▶ [Task prompt] Output all the material that follows, exactly as given.
[begin Data records]
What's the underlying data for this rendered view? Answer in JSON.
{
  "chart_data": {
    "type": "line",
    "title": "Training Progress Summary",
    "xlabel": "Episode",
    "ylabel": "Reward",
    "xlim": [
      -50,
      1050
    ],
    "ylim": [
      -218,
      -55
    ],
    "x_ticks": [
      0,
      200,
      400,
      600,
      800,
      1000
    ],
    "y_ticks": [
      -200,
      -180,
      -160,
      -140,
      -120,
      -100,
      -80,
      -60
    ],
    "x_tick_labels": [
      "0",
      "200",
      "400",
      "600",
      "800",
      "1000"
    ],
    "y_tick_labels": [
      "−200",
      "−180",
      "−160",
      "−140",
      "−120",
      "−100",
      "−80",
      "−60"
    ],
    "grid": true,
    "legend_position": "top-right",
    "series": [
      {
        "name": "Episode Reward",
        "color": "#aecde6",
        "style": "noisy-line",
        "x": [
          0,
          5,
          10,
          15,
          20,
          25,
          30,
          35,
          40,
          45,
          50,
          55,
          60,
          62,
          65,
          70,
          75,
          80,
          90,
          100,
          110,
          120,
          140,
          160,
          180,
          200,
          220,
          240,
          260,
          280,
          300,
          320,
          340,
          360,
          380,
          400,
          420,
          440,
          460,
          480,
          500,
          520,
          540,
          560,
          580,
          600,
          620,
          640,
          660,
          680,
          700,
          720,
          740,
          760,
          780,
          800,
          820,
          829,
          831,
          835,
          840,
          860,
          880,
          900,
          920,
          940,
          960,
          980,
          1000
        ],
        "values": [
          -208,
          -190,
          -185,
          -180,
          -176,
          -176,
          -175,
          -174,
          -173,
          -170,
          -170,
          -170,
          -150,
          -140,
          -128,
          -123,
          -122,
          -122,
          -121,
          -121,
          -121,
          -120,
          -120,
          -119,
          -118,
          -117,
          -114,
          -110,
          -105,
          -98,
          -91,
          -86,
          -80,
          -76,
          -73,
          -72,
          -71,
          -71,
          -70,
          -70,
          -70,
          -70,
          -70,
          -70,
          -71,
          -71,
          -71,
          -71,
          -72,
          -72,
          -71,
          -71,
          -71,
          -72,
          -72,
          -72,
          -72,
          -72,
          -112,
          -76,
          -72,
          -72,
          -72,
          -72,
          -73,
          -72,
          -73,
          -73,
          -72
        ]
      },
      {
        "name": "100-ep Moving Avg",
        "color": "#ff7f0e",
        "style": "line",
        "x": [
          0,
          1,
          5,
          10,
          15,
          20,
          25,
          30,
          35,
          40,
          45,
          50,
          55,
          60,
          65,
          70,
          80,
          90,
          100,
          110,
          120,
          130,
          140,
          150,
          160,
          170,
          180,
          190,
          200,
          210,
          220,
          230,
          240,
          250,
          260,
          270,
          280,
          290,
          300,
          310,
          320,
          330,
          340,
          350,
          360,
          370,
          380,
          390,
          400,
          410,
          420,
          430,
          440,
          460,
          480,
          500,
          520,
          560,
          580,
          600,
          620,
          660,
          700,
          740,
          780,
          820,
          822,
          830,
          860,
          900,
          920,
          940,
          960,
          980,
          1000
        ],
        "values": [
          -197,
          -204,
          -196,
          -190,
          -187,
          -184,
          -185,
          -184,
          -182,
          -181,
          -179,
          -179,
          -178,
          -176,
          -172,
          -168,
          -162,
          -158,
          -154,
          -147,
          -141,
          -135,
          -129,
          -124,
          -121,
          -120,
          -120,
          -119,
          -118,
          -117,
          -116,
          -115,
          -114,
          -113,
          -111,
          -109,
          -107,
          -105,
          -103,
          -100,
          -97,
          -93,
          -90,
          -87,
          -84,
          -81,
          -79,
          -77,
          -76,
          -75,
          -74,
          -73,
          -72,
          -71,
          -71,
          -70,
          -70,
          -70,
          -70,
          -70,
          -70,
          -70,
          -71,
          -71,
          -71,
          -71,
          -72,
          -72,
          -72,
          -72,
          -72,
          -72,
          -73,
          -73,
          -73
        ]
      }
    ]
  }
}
[end Data records]
▶ [Written reply]
What's the underlying data for this rendered view? Answer in JSON.
{
  "chart_data": {
    "type": "line",
    "title": "Training Progress Summary",
    "xlabel": "Episode",
    "ylabel": "Reward",
    "xlim": [
      -50,
      1050
    ],
    "ylim": [
      -218,
      -55
    ],
    "x_ticks": [
      0,
      200,
      400,
      600,
      800,
      1000
    ],
    "y_ticks": [
      -200,
      -180,
      -160,
      -140,
      -120,
      -100,
      -80,
      -60
    ],
    "x_tick_labels": [
      "0",
      "200",
      "400",
      "600",
      "800",
      "1000"
    ],
    "y_tick_labels": [
      "−200",
      "−180",
      "−160",
      "−140",
      "−120",
      "−100",
      "−80",
      "−60"
    ],
    "grid": true,
    "legend_position": "top-right",
    "series": [
      {
        "name": "Episode Reward",
        "color": "#aecde6",
        "style": "noisy-line",
        "x": [
          0,
          5,
          10,
          15,
          20,
          25,
          30,
          35,
          40,
          45,
          50,
          55,
          60,
          62,
          65,
          70,
          75,
          80,
          90,
          100,
          110,
          120,
          140,
          160,
          180,
          200,
          220,
          240,
          260,
          280,
          300,
          320,
          340,
          360,
          380,
          400,
          420,
          440,
          460,
          480,
          500,
          520,
          540,
          560,
          580,
          600,
          620,
          640,
          660,
          680,
          700,
          720,
          740,
          760,
          780,
          800,
          820,
          829,
          831,
          835,
          840,
          860,
          880,
          900,
          920,
          940,
          960,
          980,
          1000
        ],
        "values": [
          -208,
          -190,
          -185,
          -180,
          -176,
          -176,
          -175,
          -174,
          -173,
          -170,
          -170,
          -170,
          -150,
          -140,
          -128,
          -123,
          -122,
          -122,
          -121,
          -121,
          -121,
          -120,
          -120,
          -119,
          -118,
          -117,
          -114,
          -110,
          -105,
          -98,
          -91,
          -86,
          -80,
          -76,
          -73,
          -72,
          -71,
          -71,
          -70,
          -70,
          -70,
          -70,
          -70,
          -70,
          -71,
          -71,
          -71,
          -71,
          -72,
          -72,
          -71,
          -71,
          -71,
          -72,
          -72,
          -72,
          -72,
          -72,
          -112,
          -76,
          -72,
          -72,
          -72,
          -72,
          -73,
          -72,
          -73,
          -73,
          -72
        ]
      },
      {
        "name": "100-ep Moving Avg",
        "color": "#ff7f0e",
        "style": "line",
        "x": [
          0,
          1,
          5,
          10,
          15,
          20,
          25,
          30,
          35,
          40,
          45,
          50,
          55,
          60,
          65,
          70,
          80,
          90,
          100,
          110,
          120,
          130,
          140,
          150,
          160,
          170,
          180,
          190,
          200,
          210,
          220,
          230,
          240,
          250,
          260,
          270,
          280,
          290,
          300,
          310,
          320,
          330,
          340,
          350,
          360,
          370,
          380,
          390,
          400,
          410,
          420,
          430,
          440,
          460,
          480,
          500,
          520,
          560,
          580,
          600,
          620,
          660,
          700,
          740,
          780,
          820,
          822,
          830,
          860,
          900,
          920,
          940,
          960,
          980,
          1000
        ],
        "values": [
          -197,
          -204,
          -196,
          -190,
          -187,
          -184,
          -185,
          -184,
          -182,
          -181,
          -179,
          -179,
          -178,
          -176,
          -172,
          -168,
          -162,
          -158,
          -154,
          -147,
          -141,
          -135,
          -129,
          -124,
          -121,
          -120,
          -120,
          -119,
          -118,
          -117,
          -116,
          -115,
          -114,
          -113,
          -111,
          -109,
          -107,
          -105,
          -103,
          -100,
          -97,
          -93,
          -90,
          -87,
          -84,
          -81,
          -79,
          -77,
          -76,
          -75,
          -74,
          -73,
          -72,
          -71,
          -71,
          -70,
          -70,
          -70,
          -70,
          -70,
          -70,
          -70,
          -71,
          -71,
          -71,
          -71,
          -72,
          -72,
          -72,
          -72,
          -72,
          -72,
          -73,
          -73,
          -73
        ]
      }
    ]
  }
}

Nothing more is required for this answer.